> [Directions for this task]:
Copy out each line containing "noter" from the entries below.

Start of Data to use

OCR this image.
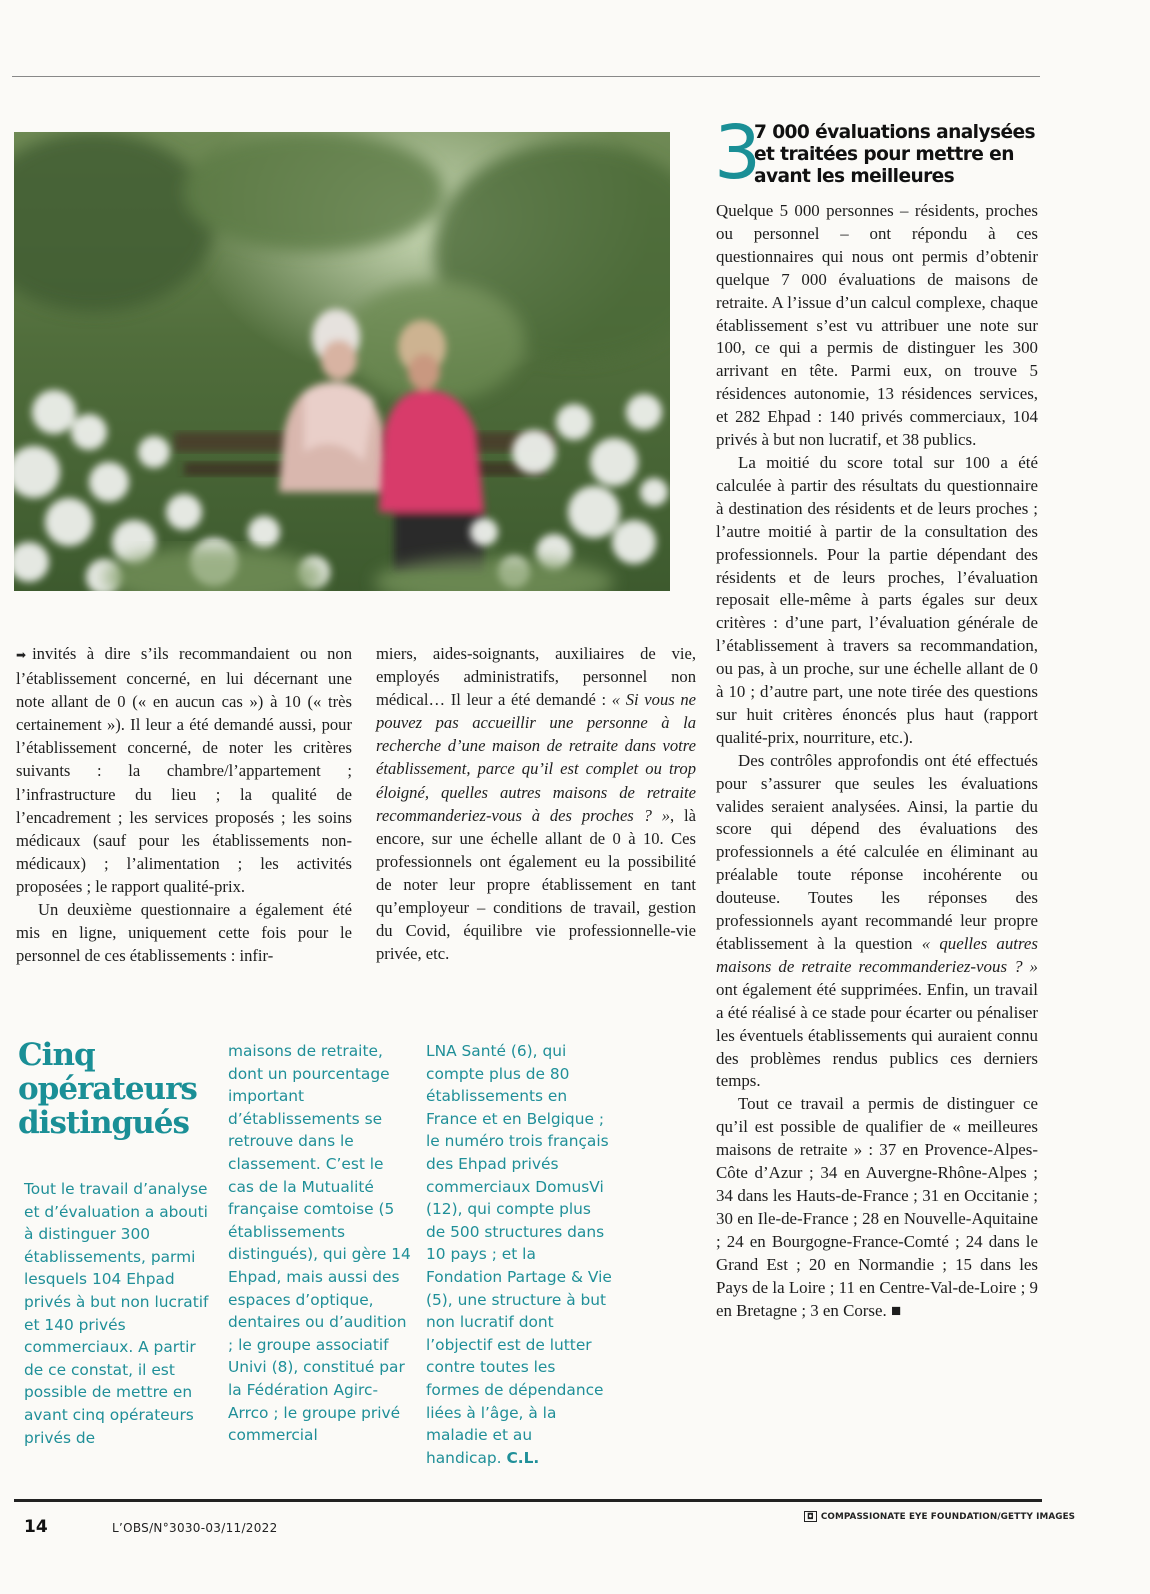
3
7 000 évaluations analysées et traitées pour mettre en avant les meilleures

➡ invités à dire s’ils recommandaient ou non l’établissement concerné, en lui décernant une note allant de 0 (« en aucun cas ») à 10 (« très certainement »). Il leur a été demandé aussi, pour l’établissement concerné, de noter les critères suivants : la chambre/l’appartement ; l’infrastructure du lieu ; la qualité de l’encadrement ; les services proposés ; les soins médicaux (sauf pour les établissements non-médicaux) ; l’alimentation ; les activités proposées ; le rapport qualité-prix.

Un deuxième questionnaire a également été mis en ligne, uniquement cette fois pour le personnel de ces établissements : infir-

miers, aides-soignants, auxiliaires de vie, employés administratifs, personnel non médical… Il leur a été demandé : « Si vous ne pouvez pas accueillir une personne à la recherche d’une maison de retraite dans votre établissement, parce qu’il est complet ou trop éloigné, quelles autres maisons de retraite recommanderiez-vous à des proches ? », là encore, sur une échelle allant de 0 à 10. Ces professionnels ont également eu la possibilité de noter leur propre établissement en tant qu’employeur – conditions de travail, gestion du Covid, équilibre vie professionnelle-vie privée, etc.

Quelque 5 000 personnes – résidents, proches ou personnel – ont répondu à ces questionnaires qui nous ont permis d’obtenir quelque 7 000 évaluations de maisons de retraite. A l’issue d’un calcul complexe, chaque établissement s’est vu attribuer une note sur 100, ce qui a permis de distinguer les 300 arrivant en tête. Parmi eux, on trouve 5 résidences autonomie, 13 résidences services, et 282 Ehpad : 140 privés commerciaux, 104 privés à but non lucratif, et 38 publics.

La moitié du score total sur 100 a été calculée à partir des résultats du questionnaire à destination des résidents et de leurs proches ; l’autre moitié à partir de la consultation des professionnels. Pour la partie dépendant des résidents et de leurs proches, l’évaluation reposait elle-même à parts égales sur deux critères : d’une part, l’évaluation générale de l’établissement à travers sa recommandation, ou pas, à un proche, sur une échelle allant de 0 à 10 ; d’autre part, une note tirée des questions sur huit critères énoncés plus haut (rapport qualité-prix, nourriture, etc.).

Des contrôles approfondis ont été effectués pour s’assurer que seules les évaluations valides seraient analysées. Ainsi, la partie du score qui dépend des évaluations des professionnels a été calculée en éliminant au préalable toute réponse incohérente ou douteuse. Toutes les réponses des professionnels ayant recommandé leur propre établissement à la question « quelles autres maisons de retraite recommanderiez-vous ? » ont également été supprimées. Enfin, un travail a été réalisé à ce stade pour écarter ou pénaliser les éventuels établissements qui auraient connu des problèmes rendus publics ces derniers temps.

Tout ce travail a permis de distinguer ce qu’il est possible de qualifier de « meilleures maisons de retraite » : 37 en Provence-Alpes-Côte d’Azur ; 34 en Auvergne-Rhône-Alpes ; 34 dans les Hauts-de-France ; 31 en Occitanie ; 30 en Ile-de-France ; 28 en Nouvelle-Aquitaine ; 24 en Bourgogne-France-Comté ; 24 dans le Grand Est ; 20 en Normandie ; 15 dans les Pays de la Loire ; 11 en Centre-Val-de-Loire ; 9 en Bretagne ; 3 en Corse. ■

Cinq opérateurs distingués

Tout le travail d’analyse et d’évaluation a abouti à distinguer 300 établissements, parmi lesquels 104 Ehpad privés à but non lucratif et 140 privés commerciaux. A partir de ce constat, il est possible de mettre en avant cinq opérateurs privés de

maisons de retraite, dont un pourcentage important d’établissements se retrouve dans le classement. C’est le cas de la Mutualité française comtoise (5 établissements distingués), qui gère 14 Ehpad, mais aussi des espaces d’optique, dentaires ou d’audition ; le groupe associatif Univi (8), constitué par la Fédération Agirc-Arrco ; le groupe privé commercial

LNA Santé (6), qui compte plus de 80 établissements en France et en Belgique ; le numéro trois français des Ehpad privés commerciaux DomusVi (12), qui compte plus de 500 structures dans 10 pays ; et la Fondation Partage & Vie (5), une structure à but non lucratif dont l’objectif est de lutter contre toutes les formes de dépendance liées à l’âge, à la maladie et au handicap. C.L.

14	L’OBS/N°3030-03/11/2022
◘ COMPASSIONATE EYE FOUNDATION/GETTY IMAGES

End of Data to use
Start of Data to use

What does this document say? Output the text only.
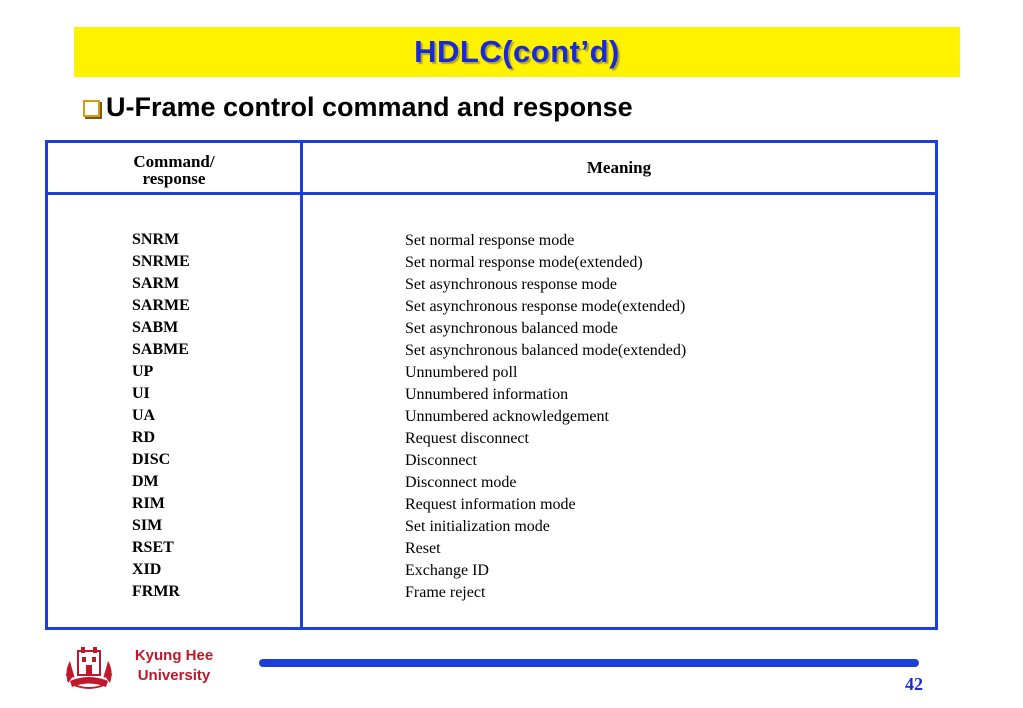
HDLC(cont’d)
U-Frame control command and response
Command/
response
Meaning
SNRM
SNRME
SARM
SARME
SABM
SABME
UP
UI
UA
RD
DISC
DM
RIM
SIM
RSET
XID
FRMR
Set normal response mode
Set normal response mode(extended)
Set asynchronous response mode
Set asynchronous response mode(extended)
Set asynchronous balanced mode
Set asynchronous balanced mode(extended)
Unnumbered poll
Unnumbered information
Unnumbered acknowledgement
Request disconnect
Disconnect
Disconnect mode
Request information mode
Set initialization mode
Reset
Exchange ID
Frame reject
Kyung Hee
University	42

End of Data to use
Start of Data to use

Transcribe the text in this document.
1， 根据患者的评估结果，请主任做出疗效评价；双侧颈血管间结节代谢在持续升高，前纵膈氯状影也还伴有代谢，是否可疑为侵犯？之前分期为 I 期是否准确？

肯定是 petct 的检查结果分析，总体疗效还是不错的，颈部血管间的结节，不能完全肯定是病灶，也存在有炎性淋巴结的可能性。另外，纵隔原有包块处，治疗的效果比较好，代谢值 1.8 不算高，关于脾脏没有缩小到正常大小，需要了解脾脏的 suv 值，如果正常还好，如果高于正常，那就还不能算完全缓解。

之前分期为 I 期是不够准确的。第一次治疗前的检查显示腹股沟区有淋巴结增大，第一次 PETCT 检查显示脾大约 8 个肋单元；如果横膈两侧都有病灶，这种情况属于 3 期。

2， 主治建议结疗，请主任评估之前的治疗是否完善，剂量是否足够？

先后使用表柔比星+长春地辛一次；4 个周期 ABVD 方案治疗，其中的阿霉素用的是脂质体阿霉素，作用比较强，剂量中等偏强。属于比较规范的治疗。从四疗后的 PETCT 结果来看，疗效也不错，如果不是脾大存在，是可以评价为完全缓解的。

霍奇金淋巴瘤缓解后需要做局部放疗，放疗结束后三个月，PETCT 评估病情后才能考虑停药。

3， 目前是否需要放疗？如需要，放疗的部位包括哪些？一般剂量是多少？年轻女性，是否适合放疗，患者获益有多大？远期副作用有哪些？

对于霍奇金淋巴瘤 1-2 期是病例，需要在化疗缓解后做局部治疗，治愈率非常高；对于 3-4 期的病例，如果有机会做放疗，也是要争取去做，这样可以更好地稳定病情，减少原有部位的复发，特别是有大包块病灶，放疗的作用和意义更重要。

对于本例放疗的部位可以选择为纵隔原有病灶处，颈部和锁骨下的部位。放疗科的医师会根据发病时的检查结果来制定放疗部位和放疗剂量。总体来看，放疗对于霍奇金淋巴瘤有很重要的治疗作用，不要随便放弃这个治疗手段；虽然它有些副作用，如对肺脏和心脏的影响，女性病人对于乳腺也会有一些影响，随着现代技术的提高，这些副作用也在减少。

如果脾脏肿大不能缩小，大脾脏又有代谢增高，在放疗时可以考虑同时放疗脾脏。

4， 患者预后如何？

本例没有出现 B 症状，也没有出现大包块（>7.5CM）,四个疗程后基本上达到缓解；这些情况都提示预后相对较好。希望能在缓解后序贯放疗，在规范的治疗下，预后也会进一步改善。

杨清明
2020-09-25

End of Data to use

> [Exercise output]:
➡ invités à dire s’ils recommandaient ou non l’établissement concerné, en lui décernant une note allant de 0 (« en aucun cas ») à 10 (« très certainement »). Il leur a été demandé aussi, pour l’établissement concerné, de noter les critères suivants : la chambre/l’appartement ; l’infrastructure du lieu ; la qualité de l’encadrement ; les services proposés ; les soins médicaux (sauf pour les établissements non-médicaux) ; l’alimentation ; les activités proposées ; le rapport qualité-prix.
miers, aides-soignants, auxiliaires de vie, employés administratifs, personnel non médical… Il leur a été demandé : « Si vous ne pouvez pas accueillir une personne à la recherche d’une maison de retraite dans votre établissement, parce qu’il est complet ou trop éloigné, quelles autres maisons de retraite recommanderiez-vous à des proches ? », là encore, sur une échelle allant de 0 à 10. Ces professionnels ont également eu la possibilité de noter leur propre établissement en tant qu’employeur – conditions de travail, gestion du Covid, équilibre vie professionnelle-vie privée, etc.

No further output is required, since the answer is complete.